Challenge: Reproduce the material verbatim, starting at its first line and ending with the line that contains "- close-icon[interactable]: ×: [58, 45, 64, 53]", including both.

The records:
····················
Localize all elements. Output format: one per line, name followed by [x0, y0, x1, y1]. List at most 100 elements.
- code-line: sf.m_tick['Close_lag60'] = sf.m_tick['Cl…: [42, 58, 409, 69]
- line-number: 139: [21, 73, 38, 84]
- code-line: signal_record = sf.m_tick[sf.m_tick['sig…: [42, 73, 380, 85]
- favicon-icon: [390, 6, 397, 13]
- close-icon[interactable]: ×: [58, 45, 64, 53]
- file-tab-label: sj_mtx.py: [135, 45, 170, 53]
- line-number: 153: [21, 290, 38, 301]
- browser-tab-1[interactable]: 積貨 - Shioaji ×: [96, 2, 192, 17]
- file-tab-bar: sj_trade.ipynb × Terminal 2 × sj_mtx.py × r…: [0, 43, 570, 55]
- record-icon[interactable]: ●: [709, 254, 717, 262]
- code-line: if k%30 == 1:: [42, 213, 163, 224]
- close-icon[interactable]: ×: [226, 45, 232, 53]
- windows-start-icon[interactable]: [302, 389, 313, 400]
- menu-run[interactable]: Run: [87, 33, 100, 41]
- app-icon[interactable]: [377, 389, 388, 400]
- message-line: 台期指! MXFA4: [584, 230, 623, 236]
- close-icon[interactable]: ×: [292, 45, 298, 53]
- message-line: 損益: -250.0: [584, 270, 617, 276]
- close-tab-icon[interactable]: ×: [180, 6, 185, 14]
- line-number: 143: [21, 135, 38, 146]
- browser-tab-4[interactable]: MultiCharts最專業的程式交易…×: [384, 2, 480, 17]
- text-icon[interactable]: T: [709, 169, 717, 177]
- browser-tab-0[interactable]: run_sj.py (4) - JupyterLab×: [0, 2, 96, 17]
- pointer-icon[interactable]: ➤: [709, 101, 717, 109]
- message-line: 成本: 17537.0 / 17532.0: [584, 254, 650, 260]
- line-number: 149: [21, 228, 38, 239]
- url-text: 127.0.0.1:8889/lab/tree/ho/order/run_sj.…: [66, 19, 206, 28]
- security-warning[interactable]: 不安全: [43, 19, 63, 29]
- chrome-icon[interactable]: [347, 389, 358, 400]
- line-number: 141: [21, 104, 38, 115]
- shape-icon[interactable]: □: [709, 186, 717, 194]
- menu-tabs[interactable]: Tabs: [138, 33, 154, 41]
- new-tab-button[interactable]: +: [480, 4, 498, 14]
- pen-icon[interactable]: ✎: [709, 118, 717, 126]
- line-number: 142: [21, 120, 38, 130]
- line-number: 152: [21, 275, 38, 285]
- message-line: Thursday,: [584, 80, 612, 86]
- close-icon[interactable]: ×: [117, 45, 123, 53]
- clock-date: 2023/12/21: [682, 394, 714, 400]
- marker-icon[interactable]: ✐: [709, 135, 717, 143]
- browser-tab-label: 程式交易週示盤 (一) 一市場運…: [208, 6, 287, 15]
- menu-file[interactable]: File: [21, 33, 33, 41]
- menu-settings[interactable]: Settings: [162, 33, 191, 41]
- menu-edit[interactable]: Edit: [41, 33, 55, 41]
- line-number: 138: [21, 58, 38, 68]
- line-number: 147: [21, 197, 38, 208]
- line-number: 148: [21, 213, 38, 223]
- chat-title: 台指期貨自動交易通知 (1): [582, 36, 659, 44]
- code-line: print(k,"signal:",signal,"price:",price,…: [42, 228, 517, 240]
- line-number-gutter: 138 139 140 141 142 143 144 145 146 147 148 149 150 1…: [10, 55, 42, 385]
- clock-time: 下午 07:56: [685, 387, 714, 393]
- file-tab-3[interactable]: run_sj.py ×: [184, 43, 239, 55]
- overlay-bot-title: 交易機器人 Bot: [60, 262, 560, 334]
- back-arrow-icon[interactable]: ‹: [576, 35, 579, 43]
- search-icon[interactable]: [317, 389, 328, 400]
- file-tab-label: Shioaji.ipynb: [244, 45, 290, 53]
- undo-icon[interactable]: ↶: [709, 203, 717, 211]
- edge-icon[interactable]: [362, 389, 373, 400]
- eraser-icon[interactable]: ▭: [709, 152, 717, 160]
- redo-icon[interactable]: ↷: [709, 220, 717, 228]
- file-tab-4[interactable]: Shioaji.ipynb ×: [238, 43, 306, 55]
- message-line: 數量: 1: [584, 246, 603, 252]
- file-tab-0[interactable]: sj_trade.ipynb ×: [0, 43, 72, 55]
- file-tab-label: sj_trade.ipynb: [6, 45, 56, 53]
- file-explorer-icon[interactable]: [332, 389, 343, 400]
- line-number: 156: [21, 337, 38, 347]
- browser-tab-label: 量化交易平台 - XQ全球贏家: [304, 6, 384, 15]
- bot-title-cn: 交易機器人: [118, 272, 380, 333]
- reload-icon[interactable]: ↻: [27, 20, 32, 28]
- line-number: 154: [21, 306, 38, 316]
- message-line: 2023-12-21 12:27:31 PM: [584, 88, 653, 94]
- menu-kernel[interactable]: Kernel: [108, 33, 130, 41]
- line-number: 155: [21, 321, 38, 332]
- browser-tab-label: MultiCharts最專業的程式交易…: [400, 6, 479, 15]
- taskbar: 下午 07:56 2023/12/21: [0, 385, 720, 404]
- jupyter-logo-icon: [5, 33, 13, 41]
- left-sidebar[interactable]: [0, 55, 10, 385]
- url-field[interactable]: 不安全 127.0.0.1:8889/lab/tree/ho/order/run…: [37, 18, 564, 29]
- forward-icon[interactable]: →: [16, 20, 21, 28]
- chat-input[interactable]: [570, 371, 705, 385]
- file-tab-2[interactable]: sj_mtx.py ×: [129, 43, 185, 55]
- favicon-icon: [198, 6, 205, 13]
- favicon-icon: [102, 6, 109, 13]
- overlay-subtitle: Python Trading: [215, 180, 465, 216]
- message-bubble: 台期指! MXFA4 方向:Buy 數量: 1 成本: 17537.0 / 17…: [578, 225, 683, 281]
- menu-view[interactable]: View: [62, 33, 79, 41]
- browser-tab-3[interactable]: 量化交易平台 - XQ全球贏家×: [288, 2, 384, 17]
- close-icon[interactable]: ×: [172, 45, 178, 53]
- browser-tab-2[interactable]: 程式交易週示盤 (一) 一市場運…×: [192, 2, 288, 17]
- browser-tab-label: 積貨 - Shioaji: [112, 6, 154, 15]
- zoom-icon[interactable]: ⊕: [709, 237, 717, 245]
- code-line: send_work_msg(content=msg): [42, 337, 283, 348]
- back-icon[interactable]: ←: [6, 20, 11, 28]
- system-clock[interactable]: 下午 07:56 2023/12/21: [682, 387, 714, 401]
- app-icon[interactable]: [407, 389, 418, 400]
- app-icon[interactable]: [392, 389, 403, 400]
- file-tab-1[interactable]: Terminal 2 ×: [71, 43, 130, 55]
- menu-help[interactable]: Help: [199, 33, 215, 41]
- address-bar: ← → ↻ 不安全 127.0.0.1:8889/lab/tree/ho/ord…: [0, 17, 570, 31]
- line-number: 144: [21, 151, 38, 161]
····················
The solution:
Localize all elements. Output format: one per line, name followed by [x0, y0, x1, y1]. List at most 100 elements.
- code-line: sf.m_tick['Close_lag60'] = sf.m_tick['Cl…: [42, 58, 409, 69]
- line-number: 139: [21, 73, 38, 84]
- code-line: signal_record = sf.m_tick[sf.m_tick['sig…: [42, 73, 380, 85]
- favicon-icon: [390, 6, 397, 13]
- close-icon[interactable]: ×: [58, 45, 64, 53]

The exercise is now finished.